• Items:
▼

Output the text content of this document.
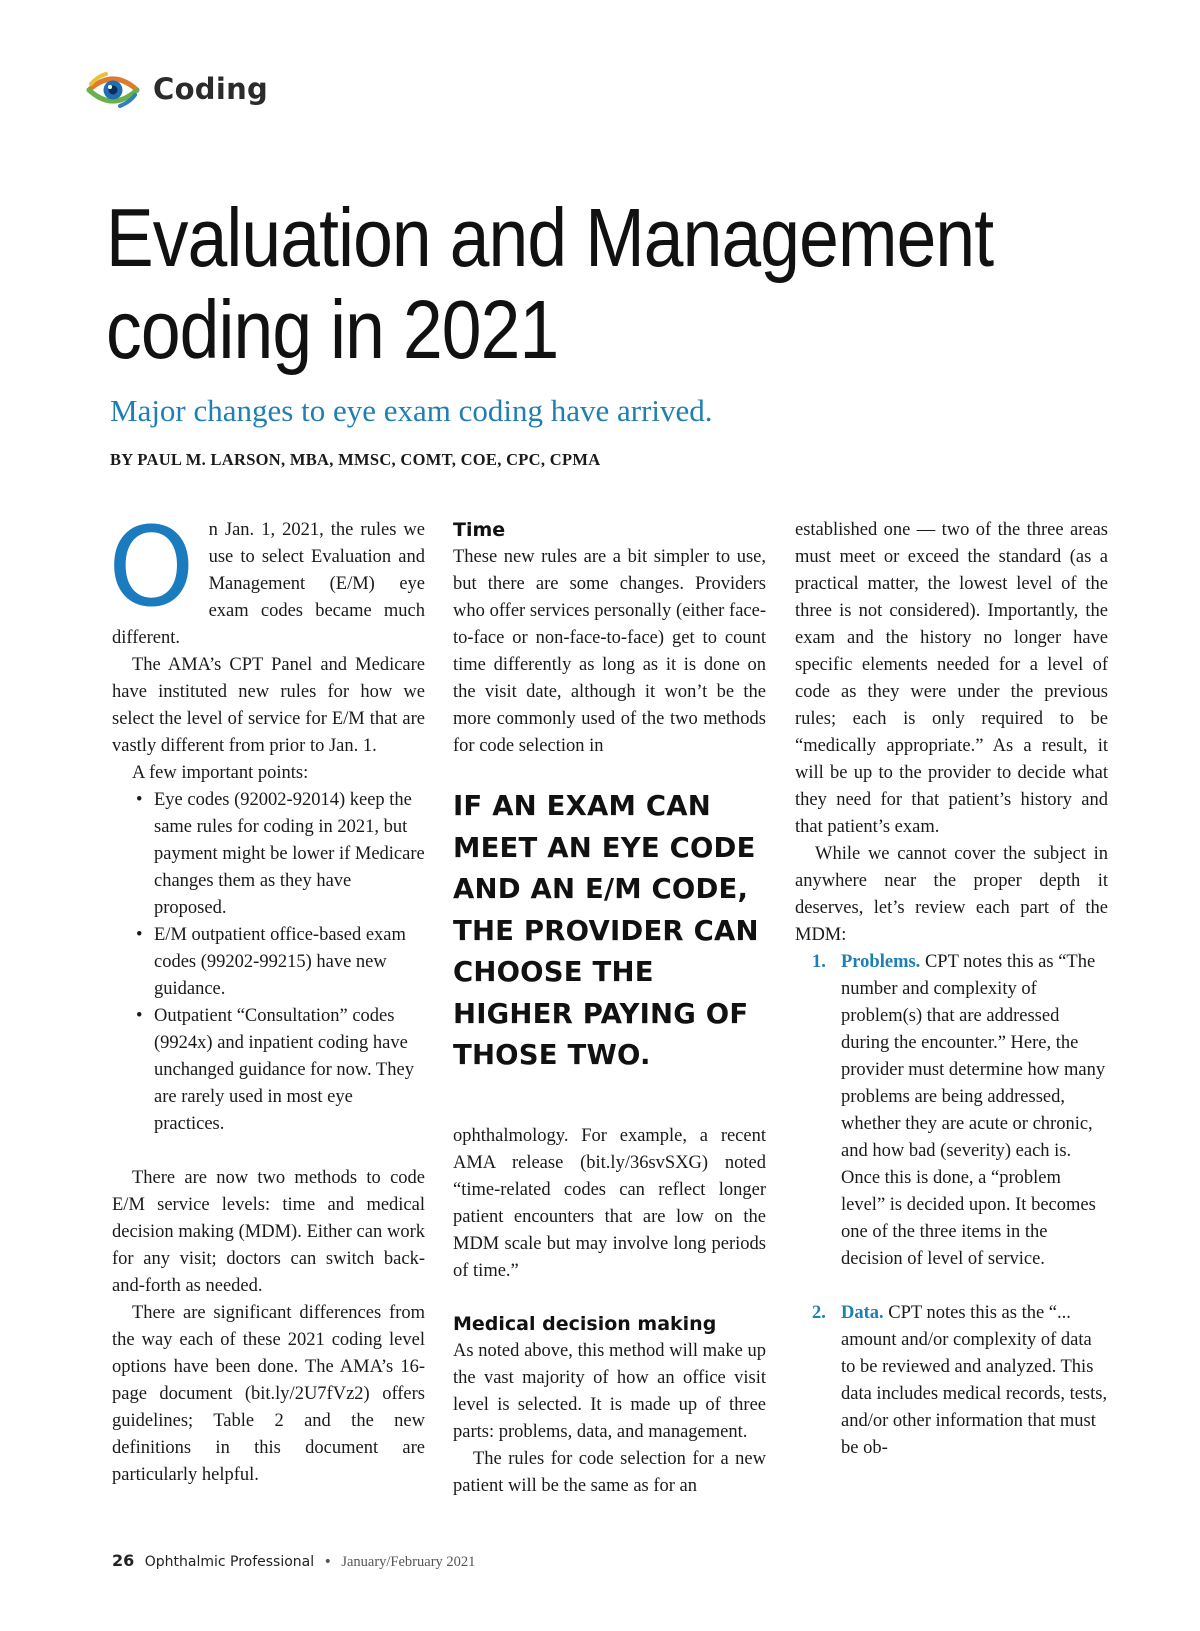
Coding
Evaluation and Management
coding in 2021
Major changes to eye exam coding have arrived.
BY PAUL M. LARSON, MBA, MMSC, COMT, COE, CPC, CPMA

On Jan. 1, 2021, the rules we use to select Evaluation and Management (E/M) eye exam codes became much different.

The AMA’s CPT Panel and Medicare have instituted new rules for how we select the level of service for E/M that are vastly different from prior to Jan. 1.

A few important points:

• Eye codes (92002-92014) keep the same rules for coding in 2021, but payment might be lower if Medicare changes them as they have proposed.
• E/M outpatient office-based exam codes (99202-99215) have new guidance.
• Outpatient “Consultation” codes (9924x) and inpatient coding have unchanged guidance for now. They are rarely used in most eye practices.

There are now two methods to code E/M service levels: time and medical decision making (MDM). Either can work for any visit; doctors can switch back-and-forth as needed.

There are significant differences from the way each of these 2021 coding level options have been done. The AMA’s 16-page document (bit.ly/2U7fVz2) offers guidelines; Table 2 and the new definitions in this document are particularly helpful.

Time

These new rules are a bit simpler to use, but there are some changes. Providers who offer services personally (either face-to-face or non-face-to-face) get to count time differently as long as it is done on the visit date, although it won’t be the more commonly used of the two methods for code selection in

IF AN EXAM CAN MEET AN EYE CODE AND AN E/M CODE, THE PROVIDER CAN CHOOSE THE HIGHER PAYING OF THOSE TWO.

ophthalmology. For example, a recent AMA release (bit.ly/36svSXG) noted “time-related codes can reflect longer patient encounters that are low on the MDM scale but may involve long periods of time.”

Medical decision making

As noted above, this method will make up the vast majority of how an office visit level is selected. It is made up of three parts: problems, data, and management.

The rules for code selection for a new patient will be the same as for an

established one — two of the three areas must meet or exceed the standard (as a practical matter, the lowest level of the three is not considered). Importantly, the exam and the history no longer have specific elements needed for a level of code as they were under the previous rules; each is only required to be “medically appropriate.” As a result, it will be up to the provider to decide what they need for that patient’s history and that patient’s exam.

While we cannot cover the subject in anywhere near the proper depth it deserves, let’s review each part of the MDM:

1. Problems. CPT notes this as “The number and complexity of problem(s) that are addressed during the encounter.” Here, the provider must determine how many problems are being addressed, whether they are acute or chronic, and how bad (severity) each is. Once this is done, a “problem level” is decided upon. It becomes one of the three items in the decision of level of service.
2. Data. CPT notes this as the “... amount and/or complexity of data to be reviewed and analyzed. This data includes medical records, tests, and/or other information that must be ob-
26 Ophthalmic Professional • January/February 2021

▲

• What you should do:
Search the records for the word "changes". Copy every line that has it.

• Task response:
Major changes to eye exam coding have arrived.
• Eye codes (92002-92014) keep the same rules for coding in 2021, but payment might be lower if Medicare changes them as they have proposed.
These new rules are a bit simpler to use, but there are some changes. Providers who offer services personally (either face-to-face or non-face-to-face) get to count time differently as long as it is done on the visit date, although it won’t be the more commonly used of the two methods for code selection in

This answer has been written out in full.